Short task >>
Scan the data below for the string "Market". Copy every line where it appears.

— Start Material for this exercise —

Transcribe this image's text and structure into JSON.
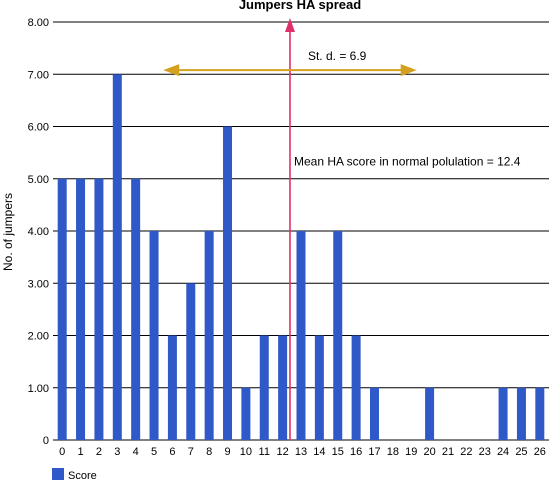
{
  "chart_data": {
    "type": "bar",
    "title": "Jumpers HA spread",
    "xlabel": "",
    "ylabel": "No. of jumpers",
    "ylim": [
      0,
      8
    ],
    "yticks": [
      "0",
      "1.00",
      "2.00",
      "3.00",
      "4.00",
      "5.00",
      "6.00",
      "7.00",
      "8.00"
    ],
    "categories": [
      "0",
      "1",
      "2",
      "3",
      "4",
      "5",
      "6",
      "7",
      "8",
      "9",
      "10",
      "11",
      "12",
      "13",
      "14",
      "15",
      "16",
      "17",
      "18",
      "19",
      "20",
      "21",
      "22",
      "23",
      "24",
      "25",
      "26"
    ],
    "series": [
      {
        "name": "Score",
        "values": [
          5,
          5,
          5,
          7,
          5,
          4,
          2,
          3,
          4,
          6,
          1,
          2,
          2,
          4,
          2,
          4,
          2,
          1,
          0,
          0,
          1,
          0,
          0,
          0,
          1,
          1,
          1
        ],
        "color": "#2f58c8"
      }
    ],
    "grid": true,
    "legend": "bottom-left",
    "annotations": {
      "mean_label": "Mean HA score in normal polulation = 12.4",
      "mean_value": 12.4,
      "mean_line_color": "#e0306a",
      "sd_label": "St. d. = 6.9",
      "sd_value": 6.9,
      "sd_arrow_color": "#d4a020"
    }
  }
}
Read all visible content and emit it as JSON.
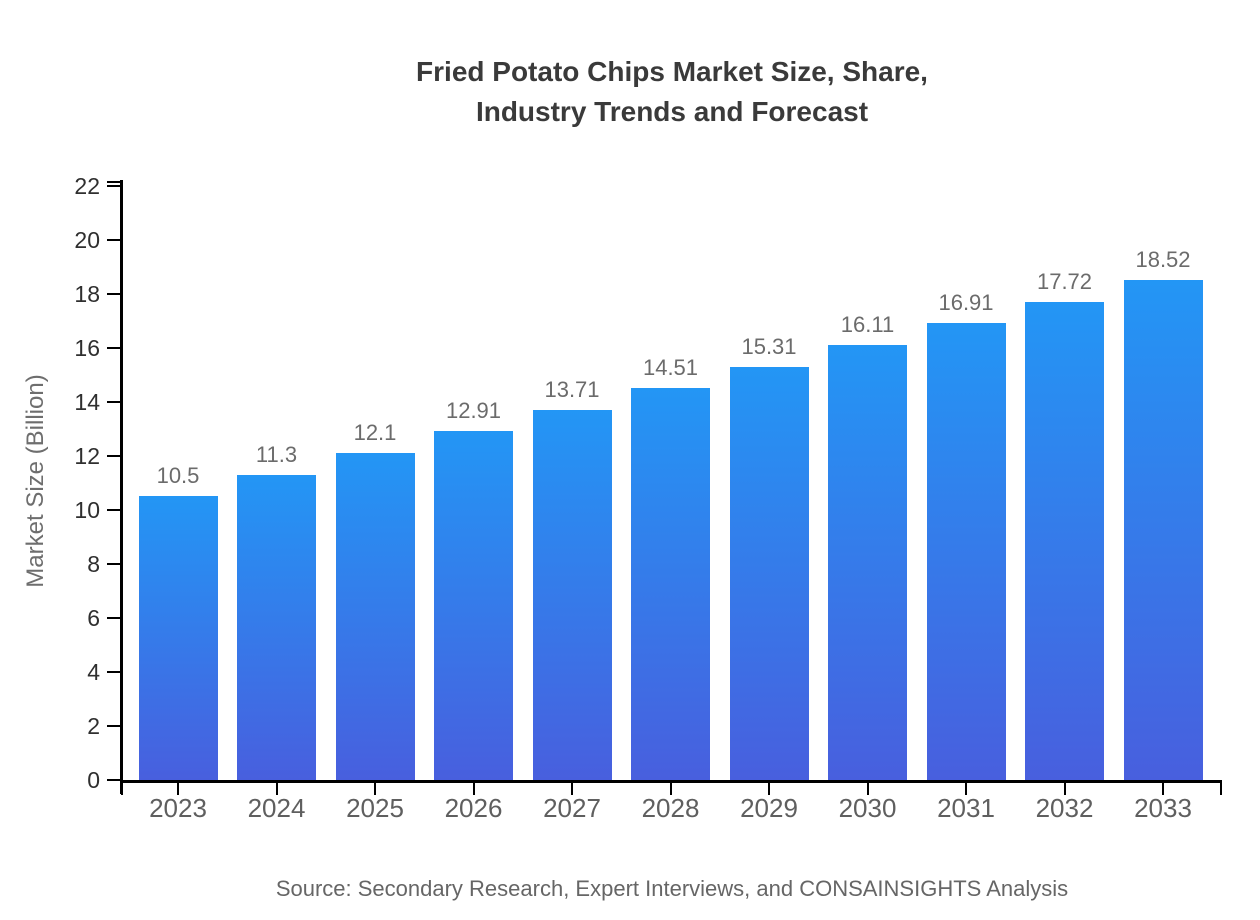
{
  "chart_data": {
    "type": "bar",
    "title_lines": [
      "Fried Potato Chips Market Size, Share,",
      "Industry Trends and Forecast"
    ],
    "categories": [
      "2023",
      "2024",
      "2025",
      "2026",
      "2027",
      "2028",
      "2029",
      "2030",
      "2031",
      "2032",
      "2033"
    ],
    "values": [
      10.5,
      11.3,
      12.1,
      12.91,
      13.71,
      14.51,
      15.31,
      16.11,
      16.91,
      17.72,
      18.52
    ],
    "value_labels": [
      "10.5",
      "11.3",
      "12.1",
      "12.91",
      "13.71",
      "14.51",
      "15.31",
      "16.11",
      "16.91",
      "17.72",
      "18.52"
    ],
    "xlabel": "",
    "ylabel": "Market Size (Billion)",
    "ylim": [
      0,
      22
    ],
    "yticks": [
      0,
      2,
      4,
      6,
      8,
      10,
      12,
      14,
      16,
      18,
      20,
      22
    ],
    "grid": false,
    "legend": "none",
    "source": "Source: Secondary Research, Expert Interviews, and CONSAINSIGHTS Analysis",
    "colors": {
      "bar_gradient_top": "#2396F5",
      "bar_gradient_bottom": "#485FDE",
      "axis": "#000000",
      "y_tick_label": "#2f2f2f",
      "x_tick_label": "#5f5f5f",
      "value_label": "#6b6b6b",
      "title": "#3a3a3a",
      "axis_title": "#6e6e6e",
      "source": "#666666"
    }
  }
}
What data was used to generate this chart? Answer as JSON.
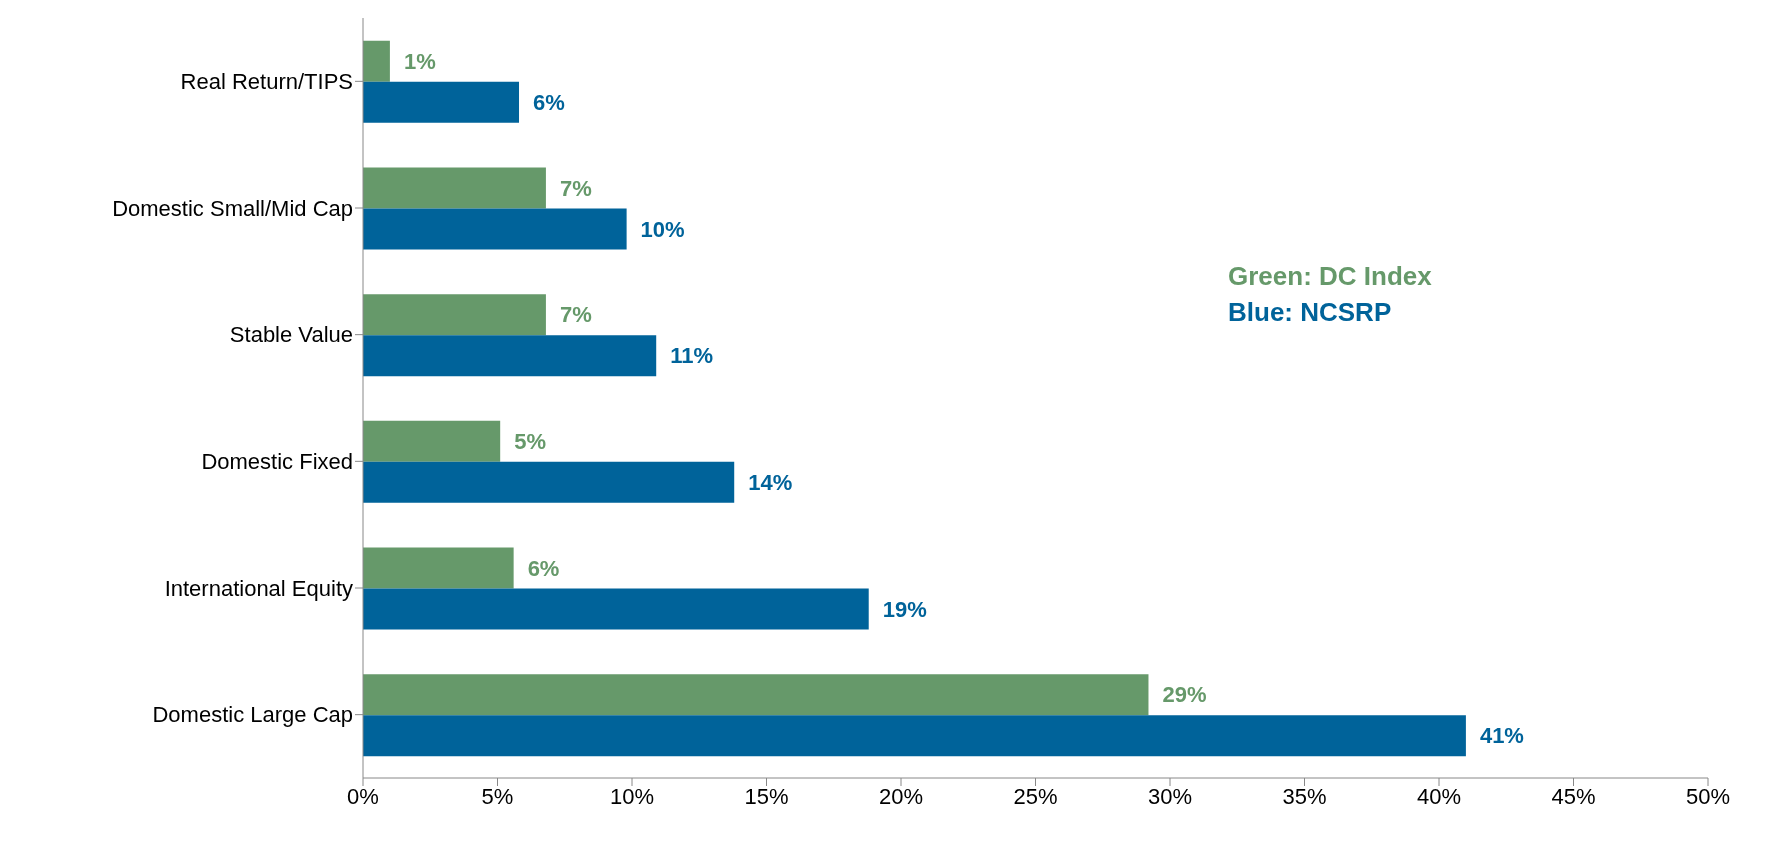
{
  "chart_data": {
    "type": "bar",
    "orientation": "horizontal",
    "categories": [
      "Real Return/TIPS",
      "Domestic Small/Mid Cap",
      "Stable Value",
      "Domestic Fixed",
      "International Equity",
      "Domestic Large Cap"
    ],
    "series": [
      {
        "name": "Green: DC Index",
        "color": "#66996a",
        "values": [
          1.0,
          6.8,
          6.8,
          5.1,
          5.6,
          29.2
        ],
        "value_labels": [
          "1%",
          "7%",
          "7%",
          "5%",
          "6%",
          "29%"
        ]
      },
      {
        "name": "Blue: NCSRP",
        "color": "#00639a",
        "values": [
          5.8,
          9.8,
          10.9,
          13.8,
          18.8,
          41.0
        ],
        "value_labels": [
          "6%",
          "10%",
          "11%",
          "14%",
          "19%",
          "41%"
        ]
      }
    ],
    "xlim": [
      0,
      50
    ],
    "xticks": [
      {
        "value": 0,
        "label": "0%"
      },
      {
        "value": 5,
        "label": "5%"
      },
      {
        "value": 10,
        "label": "10%"
      },
      {
        "value": 15,
        "label": "15%"
      },
      {
        "value": 20,
        "label": "20%"
      },
      {
        "value": 25,
        "label": "25%"
      },
      {
        "value": 30,
        "label": "30%"
      },
      {
        "value": 35,
        "label": "35%"
      },
      {
        "value": 40,
        "label": "40%"
      },
      {
        "value": 45,
        "label": "45%"
      },
      {
        "value": 50,
        "label": "50%"
      }
    ],
    "grid": false,
    "legend": "right"
  }
}
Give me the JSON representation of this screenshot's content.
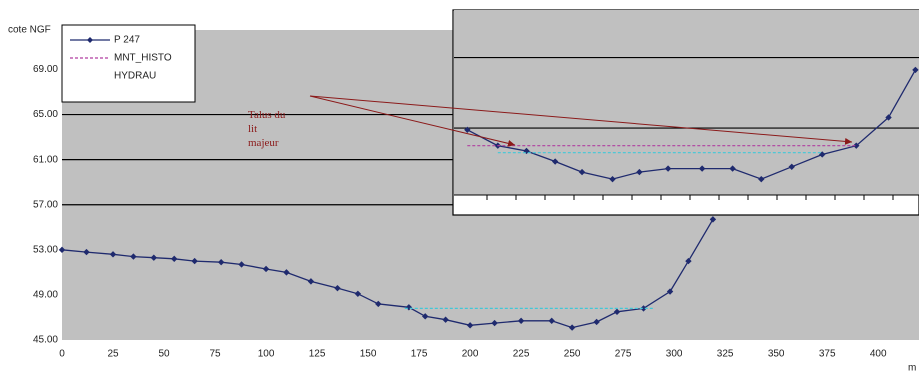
{
  "chart_data": [
    {
      "type": "line",
      "ylabel": "cote NGF",
      "xlabel": "m",
      "xlim": [
        0,
        420
      ],
      "ylim": [
        45,
        72.5
      ],
      "xticks": [
        0,
        25,
        50,
        75,
        100,
        125,
        150,
        175,
        200,
        225,
        250,
        275,
        300,
        325,
        350,
        375,
        400
      ],
      "yticks": [
        {
          "value": 45,
          "label": "45.00"
        },
        {
          "value": 49,
          "label": "49.00"
        },
        {
          "value": 53,
          "label": "53.00"
        },
        {
          "value": 57,
          "label": "57.00"
        },
        {
          "value": 61,
          "label": "61.00"
        },
        {
          "value": 65,
          "label": "65.00"
        },
        {
          "value": 69,
          "label": "69.00"
        }
      ],
      "grid_lines": [
        57,
        61,
        65
      ],
      "legend": "upper left",
      "series": [
        {
          "name": "P 247",
          "color": "#1f2a6e",
          "style": "solid",
          "x": [
            0,
            12,
            25,
            35,
            45,
            55,
            65,
            78,
            88,
            100,
            110,
            122,
            135,
            145,
            155,
            170,
            178,
            188,
            200,
            212,
            225,
            240,
            250,
            262,
            272,
            285,
            298,
            307,
            319
          ],
          "values": [
            53.0,
            52.8,
            52.6,
            52.4,
            52.3,
            52.2,
            52.0,
            51.9,
            51.7,
            51.3,
            51.0,
            50.2,
            49.6,
            49.1,
            48.2,
            47.9,
            47.1,
            46.8,
            46.3,
            46.5,
            46.7,
            46.7,
            46.1,
            46.6,
            47.5,
            47.8,
            49.3,
            52.0,
            55.7
          ]
        },
        {
          "name": "MNT_HISTO",
          "color": "#b03fa0",
          "style": "dashed",
          "x": [],
          "values": []
        },
        {
          "name": "HYDRAU",
          "color": "#40c8d8",
          "style": "dashed",
          "x": [
            168,
            290
          ],
          "values": [
            47.8,
            47.8
          ]
        }
      ]
    },
    {
      "type": "line",
      "xlim": [
        160,
        420
      ],
      "ylim": [
        57.2,
        67.7
      ],
      "grid_lines": [
        61,
        65
      ],
      "annotation": "Talus du lit majeur",
      "series": [
        {
          "name": "P 247",
          "color": "#1f2a6e",
          "style": "solid",
          "x": [
            168,
            185,
            201,
            217,
            232,
            249,
            264,
            280,
            299,
            316,
            332,
            349,
            366,
            385,
            403,
            418
          ],
          "values": [
            60.9,
            60.0,
            59.7,
            59.1,
            58.5,
            58.1,
            58.5,
            58.7,
            58.7,
            58.7,
            58.1,
            58.8,
            59.5,
            60.0,
            61.6,
            64.3
          ]
        },
        {
          "name": "MNT_HISTO",
          "color": "#b03fa0",
          "style": "dashed",
          "x": [
            168,
            385
          ],
          "values": [
            60.0,
            60.0
          ]
        },
        {
          "name": "HYDRAU",
          "color": "#40c8d8",
          "style": "dashed",
          "x": [
            185,
            366
          ],
          "values": [
            59.6,
            59.6
          ]
        }
      ]
    }
  ]
}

— End Material for this exercise —

Exercise output >>
      "Fried Potato Chips Market Size, Share,",
    "ylabel": "Market Size (Billion)",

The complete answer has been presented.